List all lines in the material below that contain "footnotes".

___ Data for the task ___

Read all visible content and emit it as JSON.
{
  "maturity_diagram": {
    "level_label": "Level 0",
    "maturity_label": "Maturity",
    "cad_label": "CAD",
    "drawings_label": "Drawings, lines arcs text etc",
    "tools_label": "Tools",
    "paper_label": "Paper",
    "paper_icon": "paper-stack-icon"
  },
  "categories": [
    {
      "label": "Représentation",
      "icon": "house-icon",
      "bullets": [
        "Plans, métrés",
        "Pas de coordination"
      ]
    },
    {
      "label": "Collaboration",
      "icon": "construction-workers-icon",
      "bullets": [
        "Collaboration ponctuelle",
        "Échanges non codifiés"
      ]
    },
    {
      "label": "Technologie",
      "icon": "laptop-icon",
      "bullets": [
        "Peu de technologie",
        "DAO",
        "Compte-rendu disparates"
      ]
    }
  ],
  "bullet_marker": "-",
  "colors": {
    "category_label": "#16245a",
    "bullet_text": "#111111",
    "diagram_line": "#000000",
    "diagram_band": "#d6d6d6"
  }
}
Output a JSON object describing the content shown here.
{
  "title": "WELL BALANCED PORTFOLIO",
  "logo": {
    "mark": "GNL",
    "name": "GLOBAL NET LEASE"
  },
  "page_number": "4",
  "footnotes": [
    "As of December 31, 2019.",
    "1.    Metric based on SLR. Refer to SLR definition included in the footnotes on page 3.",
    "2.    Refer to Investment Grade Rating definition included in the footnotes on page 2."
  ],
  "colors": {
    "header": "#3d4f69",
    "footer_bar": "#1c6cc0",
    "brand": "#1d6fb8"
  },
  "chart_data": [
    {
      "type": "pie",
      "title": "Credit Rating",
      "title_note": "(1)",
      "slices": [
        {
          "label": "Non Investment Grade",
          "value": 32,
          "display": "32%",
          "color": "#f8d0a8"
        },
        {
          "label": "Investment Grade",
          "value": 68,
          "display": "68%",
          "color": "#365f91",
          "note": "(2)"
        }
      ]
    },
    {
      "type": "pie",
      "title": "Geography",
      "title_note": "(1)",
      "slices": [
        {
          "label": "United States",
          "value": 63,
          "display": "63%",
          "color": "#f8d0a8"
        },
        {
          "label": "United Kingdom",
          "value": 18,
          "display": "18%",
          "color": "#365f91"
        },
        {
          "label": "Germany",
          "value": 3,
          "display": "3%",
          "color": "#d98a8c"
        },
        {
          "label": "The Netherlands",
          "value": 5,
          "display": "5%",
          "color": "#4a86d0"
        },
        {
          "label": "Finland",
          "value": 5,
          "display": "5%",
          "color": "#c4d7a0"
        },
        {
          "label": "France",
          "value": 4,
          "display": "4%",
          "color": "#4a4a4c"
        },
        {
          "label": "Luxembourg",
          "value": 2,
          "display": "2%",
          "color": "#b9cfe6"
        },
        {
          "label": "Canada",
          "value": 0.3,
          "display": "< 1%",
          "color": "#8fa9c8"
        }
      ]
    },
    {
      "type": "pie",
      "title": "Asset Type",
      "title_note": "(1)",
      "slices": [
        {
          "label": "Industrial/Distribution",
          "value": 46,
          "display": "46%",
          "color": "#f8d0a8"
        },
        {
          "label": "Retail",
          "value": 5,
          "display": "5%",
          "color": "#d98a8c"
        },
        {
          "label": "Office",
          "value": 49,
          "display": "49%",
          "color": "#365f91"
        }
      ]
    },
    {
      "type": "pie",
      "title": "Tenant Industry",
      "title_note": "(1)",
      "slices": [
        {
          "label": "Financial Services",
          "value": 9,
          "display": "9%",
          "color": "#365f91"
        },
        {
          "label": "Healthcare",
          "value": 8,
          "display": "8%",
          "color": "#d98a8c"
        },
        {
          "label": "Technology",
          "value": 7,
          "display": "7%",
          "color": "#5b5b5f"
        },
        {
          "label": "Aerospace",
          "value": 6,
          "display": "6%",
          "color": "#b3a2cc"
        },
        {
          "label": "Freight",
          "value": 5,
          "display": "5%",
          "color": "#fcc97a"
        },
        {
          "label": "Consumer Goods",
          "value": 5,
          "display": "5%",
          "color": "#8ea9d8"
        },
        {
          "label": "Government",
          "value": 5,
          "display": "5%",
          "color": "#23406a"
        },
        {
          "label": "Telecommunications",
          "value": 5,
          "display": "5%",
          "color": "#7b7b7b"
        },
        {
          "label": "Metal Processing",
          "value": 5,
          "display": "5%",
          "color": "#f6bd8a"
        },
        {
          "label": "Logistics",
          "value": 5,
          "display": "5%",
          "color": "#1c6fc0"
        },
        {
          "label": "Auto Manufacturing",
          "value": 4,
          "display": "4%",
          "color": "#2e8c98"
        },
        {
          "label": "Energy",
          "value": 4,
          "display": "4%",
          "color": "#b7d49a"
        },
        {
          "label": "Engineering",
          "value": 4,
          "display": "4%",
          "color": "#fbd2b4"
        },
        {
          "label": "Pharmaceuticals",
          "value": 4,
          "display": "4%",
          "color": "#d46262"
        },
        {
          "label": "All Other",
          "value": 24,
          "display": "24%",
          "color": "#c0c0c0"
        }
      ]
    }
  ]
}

___

*Written solution*.
  "footnotes": [
    "1.    Metric based on SLR. Refer to SLR definition included in the footnotes on page 3.",
    "2.    Refer to Investment Grade Rating definition included in the footnotes on page 2."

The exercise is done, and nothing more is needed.